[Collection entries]
___

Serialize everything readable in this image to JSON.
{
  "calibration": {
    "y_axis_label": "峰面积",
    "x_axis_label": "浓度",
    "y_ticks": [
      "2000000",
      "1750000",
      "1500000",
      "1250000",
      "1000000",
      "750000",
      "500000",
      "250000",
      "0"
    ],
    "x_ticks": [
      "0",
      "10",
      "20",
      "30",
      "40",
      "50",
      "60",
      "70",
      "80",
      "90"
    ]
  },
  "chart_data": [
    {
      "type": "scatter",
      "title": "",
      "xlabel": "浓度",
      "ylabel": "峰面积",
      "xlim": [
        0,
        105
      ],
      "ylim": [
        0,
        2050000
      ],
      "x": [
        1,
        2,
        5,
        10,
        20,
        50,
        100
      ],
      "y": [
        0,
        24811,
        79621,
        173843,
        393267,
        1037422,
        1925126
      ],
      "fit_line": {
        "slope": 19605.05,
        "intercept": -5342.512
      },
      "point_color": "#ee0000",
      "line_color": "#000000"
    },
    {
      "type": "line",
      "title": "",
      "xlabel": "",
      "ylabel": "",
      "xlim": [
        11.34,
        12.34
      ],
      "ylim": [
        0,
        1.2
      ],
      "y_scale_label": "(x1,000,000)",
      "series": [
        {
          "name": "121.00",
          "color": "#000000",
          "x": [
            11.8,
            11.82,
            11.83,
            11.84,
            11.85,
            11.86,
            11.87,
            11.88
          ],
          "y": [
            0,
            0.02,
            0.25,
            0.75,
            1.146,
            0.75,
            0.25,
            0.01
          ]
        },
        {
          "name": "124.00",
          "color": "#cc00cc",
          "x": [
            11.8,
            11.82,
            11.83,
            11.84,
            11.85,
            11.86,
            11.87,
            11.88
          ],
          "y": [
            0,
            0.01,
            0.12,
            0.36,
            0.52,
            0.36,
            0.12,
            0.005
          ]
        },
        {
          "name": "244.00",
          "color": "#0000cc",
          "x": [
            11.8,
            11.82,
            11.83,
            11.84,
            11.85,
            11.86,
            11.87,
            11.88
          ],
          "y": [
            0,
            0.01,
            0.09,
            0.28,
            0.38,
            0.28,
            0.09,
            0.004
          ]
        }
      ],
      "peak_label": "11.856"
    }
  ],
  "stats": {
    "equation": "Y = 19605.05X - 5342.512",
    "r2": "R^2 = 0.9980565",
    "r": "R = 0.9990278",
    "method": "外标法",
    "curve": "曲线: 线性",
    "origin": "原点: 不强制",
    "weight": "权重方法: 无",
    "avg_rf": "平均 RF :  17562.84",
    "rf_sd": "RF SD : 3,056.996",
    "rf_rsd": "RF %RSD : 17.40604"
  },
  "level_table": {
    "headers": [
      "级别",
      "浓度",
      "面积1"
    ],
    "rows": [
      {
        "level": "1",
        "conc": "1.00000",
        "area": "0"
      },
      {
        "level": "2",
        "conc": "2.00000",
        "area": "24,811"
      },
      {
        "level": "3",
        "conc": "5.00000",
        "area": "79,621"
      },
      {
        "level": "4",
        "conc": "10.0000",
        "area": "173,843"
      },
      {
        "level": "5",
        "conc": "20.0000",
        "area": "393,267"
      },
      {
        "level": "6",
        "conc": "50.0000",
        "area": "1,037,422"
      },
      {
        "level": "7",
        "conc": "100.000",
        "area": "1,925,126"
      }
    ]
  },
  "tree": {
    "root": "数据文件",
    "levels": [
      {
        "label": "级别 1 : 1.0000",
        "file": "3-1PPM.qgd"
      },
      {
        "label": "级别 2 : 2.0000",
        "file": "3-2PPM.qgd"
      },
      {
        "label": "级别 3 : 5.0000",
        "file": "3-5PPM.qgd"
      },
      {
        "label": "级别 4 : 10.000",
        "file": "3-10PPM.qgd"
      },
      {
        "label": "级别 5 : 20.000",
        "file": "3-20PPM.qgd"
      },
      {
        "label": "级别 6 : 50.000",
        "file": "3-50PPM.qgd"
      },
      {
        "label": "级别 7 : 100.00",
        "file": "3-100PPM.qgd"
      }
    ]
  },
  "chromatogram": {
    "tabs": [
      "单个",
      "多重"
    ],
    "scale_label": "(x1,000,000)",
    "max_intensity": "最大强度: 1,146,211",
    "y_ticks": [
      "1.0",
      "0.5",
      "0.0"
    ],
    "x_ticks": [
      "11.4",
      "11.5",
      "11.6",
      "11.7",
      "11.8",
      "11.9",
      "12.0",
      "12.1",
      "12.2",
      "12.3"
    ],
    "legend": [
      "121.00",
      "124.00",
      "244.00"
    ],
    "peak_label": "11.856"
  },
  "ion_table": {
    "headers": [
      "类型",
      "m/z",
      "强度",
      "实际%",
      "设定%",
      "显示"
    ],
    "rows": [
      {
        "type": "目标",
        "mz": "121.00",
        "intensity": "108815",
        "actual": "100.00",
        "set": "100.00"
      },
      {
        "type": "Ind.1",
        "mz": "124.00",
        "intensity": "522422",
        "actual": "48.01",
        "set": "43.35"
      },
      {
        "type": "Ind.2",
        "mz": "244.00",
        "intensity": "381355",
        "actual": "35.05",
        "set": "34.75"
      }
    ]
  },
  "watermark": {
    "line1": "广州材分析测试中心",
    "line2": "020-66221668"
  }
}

___

What you should do:
Look through the entries above for the word "area". Copy every line where it shows up.

Problem solution:
        "area": "0"
        "area": "24,811"
        "area": "79,621"
        "area": "173,843"
        "area": "393,267"
        "area": "1,037,422"
        "area": "1,925,126"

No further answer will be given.